## Begin Data supplied

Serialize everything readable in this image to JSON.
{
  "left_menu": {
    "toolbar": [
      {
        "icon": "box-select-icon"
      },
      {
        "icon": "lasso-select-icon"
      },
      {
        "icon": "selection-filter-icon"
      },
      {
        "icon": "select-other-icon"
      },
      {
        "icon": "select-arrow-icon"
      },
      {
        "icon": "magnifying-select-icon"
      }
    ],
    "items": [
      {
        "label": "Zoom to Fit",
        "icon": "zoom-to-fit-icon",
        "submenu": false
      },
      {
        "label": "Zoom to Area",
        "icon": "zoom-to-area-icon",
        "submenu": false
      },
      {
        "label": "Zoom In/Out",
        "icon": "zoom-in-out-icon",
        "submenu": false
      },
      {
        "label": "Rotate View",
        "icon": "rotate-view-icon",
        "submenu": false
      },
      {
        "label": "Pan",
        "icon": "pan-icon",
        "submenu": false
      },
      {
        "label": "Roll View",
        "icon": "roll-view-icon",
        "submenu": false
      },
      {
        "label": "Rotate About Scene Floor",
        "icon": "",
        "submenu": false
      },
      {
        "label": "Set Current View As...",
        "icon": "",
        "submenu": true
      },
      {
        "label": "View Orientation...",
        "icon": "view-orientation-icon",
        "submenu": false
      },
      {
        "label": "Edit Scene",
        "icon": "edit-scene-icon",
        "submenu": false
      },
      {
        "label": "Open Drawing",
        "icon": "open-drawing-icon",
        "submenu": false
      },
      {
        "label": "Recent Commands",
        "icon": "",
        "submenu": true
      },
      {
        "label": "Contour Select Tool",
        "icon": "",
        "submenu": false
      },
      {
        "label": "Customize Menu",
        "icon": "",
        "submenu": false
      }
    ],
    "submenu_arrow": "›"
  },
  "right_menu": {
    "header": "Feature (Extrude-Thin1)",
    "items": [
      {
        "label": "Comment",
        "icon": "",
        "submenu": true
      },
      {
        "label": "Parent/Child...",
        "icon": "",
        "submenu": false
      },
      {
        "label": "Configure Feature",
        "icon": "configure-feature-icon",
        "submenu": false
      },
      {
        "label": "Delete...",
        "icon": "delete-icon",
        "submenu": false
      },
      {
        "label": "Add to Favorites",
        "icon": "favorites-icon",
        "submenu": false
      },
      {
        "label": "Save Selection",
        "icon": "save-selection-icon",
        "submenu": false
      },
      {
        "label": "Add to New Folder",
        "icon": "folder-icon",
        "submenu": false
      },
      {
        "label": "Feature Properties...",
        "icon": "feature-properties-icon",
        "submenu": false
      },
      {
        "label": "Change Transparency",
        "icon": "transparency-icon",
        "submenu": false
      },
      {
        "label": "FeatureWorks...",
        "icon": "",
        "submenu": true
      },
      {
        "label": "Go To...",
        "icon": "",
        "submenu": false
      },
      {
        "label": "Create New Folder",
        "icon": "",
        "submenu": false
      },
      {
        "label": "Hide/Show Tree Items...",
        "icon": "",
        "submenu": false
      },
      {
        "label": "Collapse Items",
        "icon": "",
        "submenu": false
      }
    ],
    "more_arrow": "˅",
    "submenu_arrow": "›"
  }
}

## End Data supplied
## Begin Data supplied

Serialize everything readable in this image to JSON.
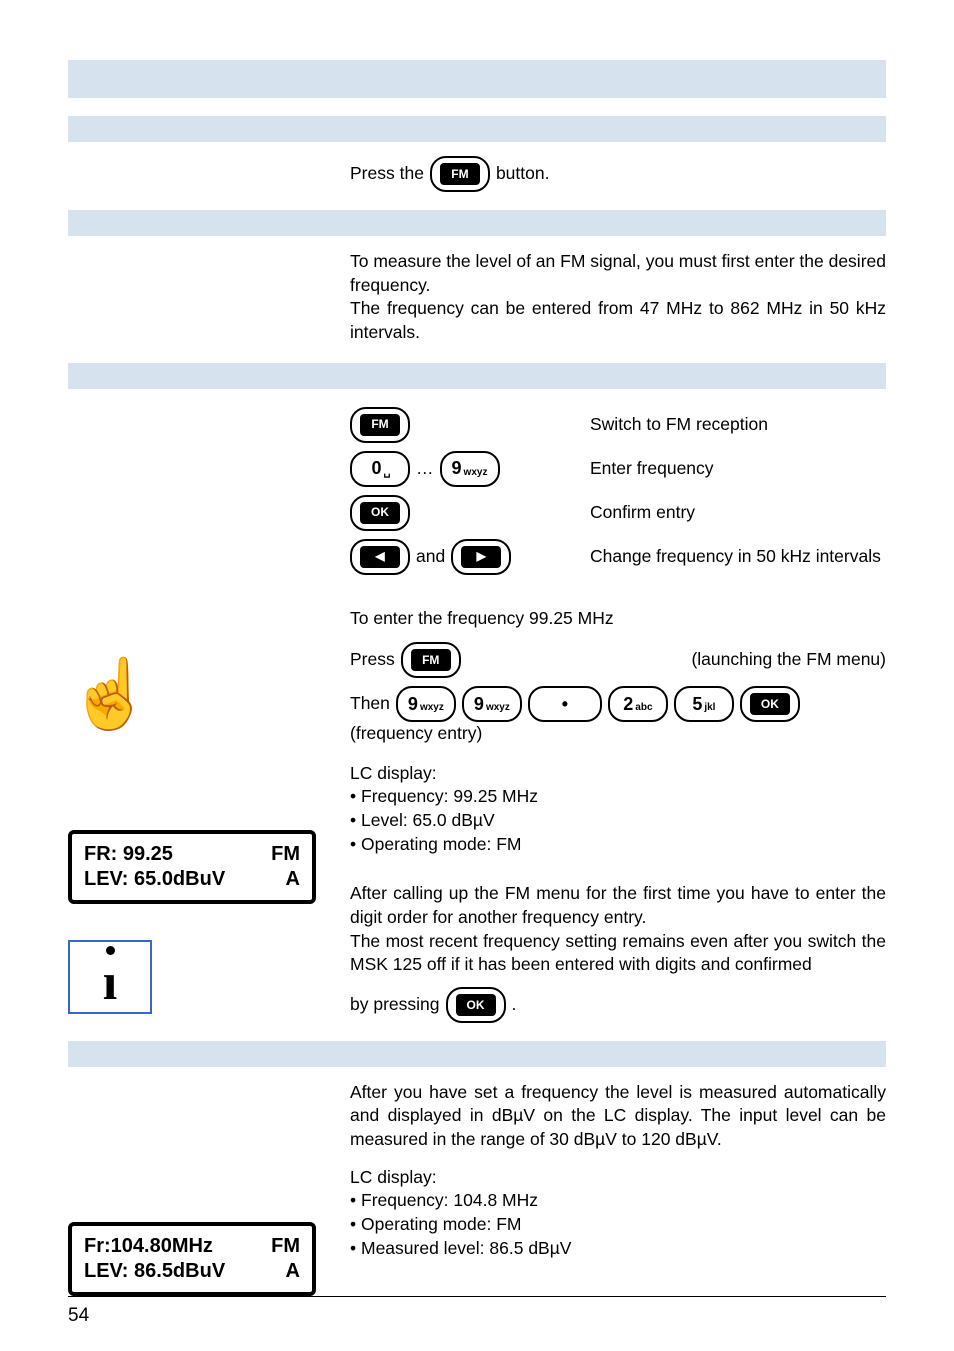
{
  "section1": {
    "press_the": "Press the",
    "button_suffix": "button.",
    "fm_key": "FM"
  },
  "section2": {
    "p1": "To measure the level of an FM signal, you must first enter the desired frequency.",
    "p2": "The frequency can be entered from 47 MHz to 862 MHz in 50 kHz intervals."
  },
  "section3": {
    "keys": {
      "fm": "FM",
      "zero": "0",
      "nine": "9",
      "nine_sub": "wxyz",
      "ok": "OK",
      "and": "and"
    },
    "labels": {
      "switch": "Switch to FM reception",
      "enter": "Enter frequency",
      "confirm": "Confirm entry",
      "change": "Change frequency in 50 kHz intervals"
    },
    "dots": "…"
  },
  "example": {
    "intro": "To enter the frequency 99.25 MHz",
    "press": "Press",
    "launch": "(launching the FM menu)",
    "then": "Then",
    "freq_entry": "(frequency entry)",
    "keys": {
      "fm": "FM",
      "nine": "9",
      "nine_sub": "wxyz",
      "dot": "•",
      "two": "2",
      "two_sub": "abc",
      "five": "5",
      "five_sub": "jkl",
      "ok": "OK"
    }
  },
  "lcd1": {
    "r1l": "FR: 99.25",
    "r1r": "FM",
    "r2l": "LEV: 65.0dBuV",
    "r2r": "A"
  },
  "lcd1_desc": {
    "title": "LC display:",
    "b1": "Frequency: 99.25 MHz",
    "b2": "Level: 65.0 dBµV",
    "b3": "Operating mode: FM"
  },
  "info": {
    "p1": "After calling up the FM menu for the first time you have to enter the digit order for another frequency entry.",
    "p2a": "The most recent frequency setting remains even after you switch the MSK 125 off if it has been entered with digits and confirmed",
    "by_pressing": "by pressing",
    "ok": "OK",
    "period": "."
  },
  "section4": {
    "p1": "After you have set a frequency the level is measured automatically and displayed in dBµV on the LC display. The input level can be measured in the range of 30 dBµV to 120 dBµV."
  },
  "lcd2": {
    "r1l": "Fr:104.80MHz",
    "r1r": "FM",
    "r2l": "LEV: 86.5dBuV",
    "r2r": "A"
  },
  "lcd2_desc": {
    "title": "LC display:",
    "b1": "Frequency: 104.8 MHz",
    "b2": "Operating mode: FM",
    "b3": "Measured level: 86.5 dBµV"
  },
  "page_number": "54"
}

## End Data supplied
## Begin Data supplied

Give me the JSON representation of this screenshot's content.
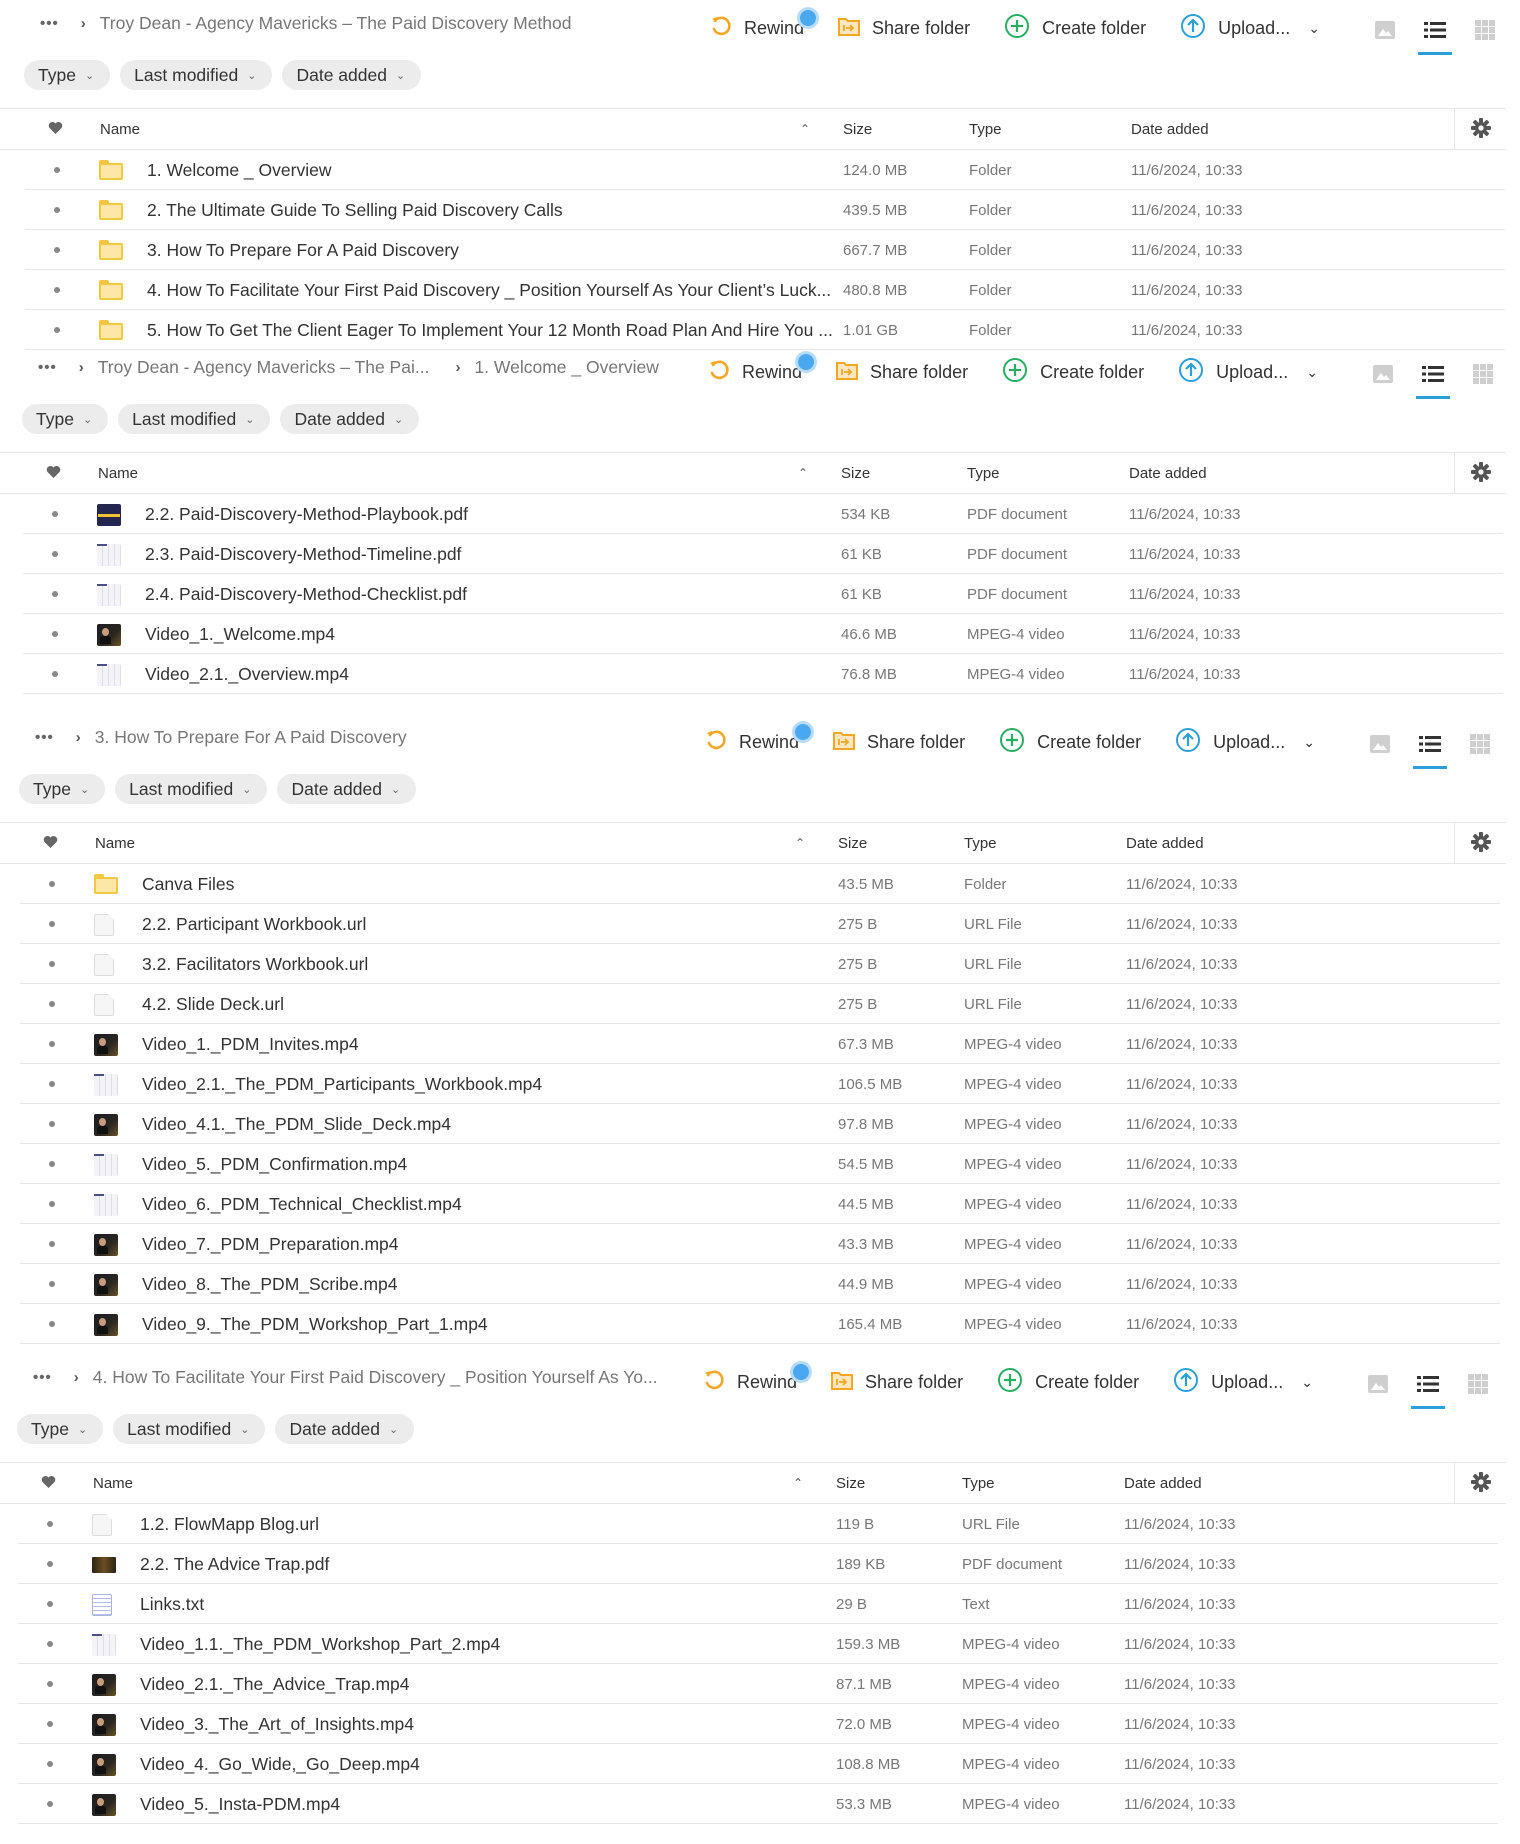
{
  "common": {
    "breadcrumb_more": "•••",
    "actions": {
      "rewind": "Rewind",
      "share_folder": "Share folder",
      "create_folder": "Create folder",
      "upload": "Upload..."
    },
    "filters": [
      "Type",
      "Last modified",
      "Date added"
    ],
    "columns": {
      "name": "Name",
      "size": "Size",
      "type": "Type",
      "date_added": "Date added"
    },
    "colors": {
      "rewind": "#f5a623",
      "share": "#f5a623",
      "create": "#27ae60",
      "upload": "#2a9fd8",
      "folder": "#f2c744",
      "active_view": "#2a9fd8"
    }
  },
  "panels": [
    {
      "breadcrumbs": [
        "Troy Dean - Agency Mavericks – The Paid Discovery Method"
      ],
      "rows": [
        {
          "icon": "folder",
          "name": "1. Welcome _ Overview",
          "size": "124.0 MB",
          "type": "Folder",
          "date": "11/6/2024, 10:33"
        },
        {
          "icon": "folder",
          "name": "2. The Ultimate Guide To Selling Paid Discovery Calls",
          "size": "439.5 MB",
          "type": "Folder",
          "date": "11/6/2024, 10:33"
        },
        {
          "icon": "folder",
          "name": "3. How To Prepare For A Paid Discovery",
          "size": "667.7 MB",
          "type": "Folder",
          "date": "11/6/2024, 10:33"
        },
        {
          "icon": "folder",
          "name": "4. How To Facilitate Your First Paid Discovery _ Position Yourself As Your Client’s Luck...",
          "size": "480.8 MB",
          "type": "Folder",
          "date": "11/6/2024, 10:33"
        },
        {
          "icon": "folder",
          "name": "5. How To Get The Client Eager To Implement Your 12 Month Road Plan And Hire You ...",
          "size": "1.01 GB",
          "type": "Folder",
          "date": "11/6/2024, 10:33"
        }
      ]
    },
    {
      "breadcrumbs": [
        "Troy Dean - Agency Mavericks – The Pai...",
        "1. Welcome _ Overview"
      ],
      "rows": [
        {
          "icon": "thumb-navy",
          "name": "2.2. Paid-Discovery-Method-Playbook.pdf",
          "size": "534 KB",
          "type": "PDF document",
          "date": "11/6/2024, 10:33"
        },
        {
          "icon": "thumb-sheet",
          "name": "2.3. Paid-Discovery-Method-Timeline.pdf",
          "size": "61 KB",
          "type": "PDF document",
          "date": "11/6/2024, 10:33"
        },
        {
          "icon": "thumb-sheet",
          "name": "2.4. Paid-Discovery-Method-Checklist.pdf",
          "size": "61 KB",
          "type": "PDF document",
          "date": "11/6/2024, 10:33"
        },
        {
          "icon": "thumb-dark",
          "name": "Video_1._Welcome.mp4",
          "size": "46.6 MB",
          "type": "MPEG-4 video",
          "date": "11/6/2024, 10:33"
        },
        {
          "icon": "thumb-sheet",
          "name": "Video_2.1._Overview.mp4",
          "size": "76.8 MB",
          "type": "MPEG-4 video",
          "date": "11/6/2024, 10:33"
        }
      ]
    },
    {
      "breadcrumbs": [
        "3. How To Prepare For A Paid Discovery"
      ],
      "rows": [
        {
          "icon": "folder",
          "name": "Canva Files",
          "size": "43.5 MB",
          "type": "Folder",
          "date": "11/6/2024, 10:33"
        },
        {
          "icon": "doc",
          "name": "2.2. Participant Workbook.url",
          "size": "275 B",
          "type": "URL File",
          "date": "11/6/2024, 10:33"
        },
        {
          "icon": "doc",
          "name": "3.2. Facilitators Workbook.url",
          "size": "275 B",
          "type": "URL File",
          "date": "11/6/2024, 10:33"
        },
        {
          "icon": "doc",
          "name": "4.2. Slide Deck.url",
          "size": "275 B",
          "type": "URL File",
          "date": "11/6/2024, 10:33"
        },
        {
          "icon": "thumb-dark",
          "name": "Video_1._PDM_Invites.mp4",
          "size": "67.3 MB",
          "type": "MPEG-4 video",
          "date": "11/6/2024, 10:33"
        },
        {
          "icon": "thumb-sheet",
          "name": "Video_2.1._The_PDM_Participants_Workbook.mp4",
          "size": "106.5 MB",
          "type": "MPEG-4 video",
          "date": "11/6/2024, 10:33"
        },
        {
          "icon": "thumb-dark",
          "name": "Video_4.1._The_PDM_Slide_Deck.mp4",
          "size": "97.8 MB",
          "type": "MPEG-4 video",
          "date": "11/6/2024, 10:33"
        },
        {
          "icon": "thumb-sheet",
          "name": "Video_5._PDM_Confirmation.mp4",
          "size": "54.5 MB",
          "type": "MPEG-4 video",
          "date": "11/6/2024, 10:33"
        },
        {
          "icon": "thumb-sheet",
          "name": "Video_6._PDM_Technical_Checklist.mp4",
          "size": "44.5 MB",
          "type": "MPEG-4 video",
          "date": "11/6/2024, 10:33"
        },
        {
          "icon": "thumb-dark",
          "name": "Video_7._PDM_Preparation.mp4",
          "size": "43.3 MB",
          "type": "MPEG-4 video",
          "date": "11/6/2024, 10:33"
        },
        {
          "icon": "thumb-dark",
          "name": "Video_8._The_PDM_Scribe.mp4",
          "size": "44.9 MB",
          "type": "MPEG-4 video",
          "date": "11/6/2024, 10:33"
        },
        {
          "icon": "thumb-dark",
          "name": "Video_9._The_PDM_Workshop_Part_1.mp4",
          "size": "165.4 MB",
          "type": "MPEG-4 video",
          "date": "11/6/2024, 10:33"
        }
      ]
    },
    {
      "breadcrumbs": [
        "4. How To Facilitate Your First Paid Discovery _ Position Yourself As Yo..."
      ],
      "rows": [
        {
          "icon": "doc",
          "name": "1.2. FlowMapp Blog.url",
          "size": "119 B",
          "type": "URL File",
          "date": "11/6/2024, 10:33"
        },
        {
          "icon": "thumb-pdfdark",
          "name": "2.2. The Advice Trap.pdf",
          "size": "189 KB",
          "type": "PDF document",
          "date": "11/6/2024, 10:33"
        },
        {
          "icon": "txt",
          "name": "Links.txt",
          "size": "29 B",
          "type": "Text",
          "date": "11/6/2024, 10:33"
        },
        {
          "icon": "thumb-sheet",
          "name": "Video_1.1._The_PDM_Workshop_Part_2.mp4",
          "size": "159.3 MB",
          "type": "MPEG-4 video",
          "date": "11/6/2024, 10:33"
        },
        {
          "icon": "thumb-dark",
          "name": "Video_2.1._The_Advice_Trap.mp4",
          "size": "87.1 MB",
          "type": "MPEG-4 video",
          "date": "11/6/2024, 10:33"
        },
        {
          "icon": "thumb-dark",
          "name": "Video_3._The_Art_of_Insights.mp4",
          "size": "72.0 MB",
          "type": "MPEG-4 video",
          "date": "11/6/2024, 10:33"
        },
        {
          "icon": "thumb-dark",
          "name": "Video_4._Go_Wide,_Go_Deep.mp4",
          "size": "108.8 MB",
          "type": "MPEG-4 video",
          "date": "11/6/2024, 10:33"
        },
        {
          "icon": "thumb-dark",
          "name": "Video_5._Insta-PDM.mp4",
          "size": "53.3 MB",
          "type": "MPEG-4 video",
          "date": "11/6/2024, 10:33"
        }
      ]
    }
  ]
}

## End Data supplied

Work out how many lines in the records above contain the word "Client", and reply with that number alone.

■ Solution to this problem: 2